___ Task inputs ___

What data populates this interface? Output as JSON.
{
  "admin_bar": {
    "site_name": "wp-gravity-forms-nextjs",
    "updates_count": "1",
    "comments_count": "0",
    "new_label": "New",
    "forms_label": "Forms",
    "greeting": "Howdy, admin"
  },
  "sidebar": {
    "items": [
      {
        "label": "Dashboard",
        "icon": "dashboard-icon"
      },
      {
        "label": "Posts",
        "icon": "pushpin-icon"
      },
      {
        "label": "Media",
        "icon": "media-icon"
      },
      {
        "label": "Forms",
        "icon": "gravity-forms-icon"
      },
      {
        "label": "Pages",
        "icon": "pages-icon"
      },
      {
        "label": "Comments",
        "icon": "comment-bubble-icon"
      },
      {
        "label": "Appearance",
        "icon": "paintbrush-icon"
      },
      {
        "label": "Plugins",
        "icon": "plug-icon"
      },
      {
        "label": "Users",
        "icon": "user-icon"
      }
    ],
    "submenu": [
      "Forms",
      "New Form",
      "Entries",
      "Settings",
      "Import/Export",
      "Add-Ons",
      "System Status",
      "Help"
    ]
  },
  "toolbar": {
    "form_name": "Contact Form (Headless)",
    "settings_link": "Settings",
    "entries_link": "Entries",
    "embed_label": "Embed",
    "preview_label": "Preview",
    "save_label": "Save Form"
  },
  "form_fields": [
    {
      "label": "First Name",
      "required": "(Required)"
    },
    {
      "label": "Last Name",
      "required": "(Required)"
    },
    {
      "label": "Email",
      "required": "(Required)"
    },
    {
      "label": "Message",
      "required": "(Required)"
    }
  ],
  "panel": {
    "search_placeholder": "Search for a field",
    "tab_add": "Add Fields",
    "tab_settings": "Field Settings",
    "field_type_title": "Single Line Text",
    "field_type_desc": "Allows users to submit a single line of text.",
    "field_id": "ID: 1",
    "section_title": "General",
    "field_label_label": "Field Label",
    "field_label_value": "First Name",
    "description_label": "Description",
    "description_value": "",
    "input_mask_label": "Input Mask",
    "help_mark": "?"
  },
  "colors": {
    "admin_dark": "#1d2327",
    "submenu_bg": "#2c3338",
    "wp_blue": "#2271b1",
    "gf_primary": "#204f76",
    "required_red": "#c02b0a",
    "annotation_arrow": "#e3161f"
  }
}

___

## [Set problem]
Extract all of the data exactly as written.

## [Correct answer]
What data populates this interface? Output as JSON.
{
  "admin_bar": {
    "site_name": "wp-gravity-forms-nextjs",
    "updates_count": "1",
    "comments_count": "0",
    "new_label": "New",
    "forms_label": "Forms",
    "greeting": "Howdy, admin"
  },
  "sidebar": {
    "items": [
      {
        "label": "Dashboard",
        "icon": "dashboard-icon"
      },
      {
        "label": "Posts",
        "icon": "pushpin-icon"
      },
      {
        "label": "Media",
        "icon": "media-icon"
      },
      {
        "label": "Forms",
        "icon": "gravity-forms-icon"
      },
      {
        "label": "Pages",
        "icon": "pages-icon"
      },
      {
        "label": "Comments",
        "icon": "comment-bubble-icon"
      },
      {
        "label": "Appearance",
        "icon": "paintbrush-icon"
      },
      {
        "label": "Plugins",
        "icon": "plug-icon"
      },
      {
        "label": "Users",
        "icon": "user-icon"
      }
    ],
    "submenu": [
      "Forms",
      "New Form",
      "Entries",
      "Settings",
      "Import/Export",
      "Add-Ons",
      "System Status",
      "Help"
    ]
  },
  "toolbar": {
    "form_name": "Contact Form (Headless)",
    "settings_link": "Settings",
    "entries_link": "Entries",
    "embed_label": "Embed",
    "preview_label": "Preview",
    "save_label": "Save Form"
  },
  "form_fields": [
    {
      "label": "First Name",
      "required": "(Required)"
    },
    {
      "label": "Last Name",
      "required": "(Required)"
    },
    {
      "label": "Email",
      "required": "(Required)"
    },
    {
      "label": "Message",
      "required": "(Required)"
    }
  ],
  "panel": {
    "search_placeholder": "Search for a field",
    "tab_add": "Add Fields",
    "tab_settings": "Field Settings",
    "field_type_title": "Single Line Text",
    "field_type_desc": "Allows users to submit a single line of text.",
    "field_id": "ID: 1",
    "section_title": "General",
    "field_label_label": "Field Label",
    "field_label_value": "First Name",
    "description_label": "Description",
    "description_value": "",
    "input_mask_label": "Input Mask",
    "help_mark": "?"
  },
  "colors": {
    "admin_dark": "#1d2327",
    "submenu_bg": "#2c3338",
    "wp_blue": "#2271b1",
    "gf_primary": "#204f76",
    "required_red": "#c02b0a",
    "annotation_arrow": "#e3161f"
  }
}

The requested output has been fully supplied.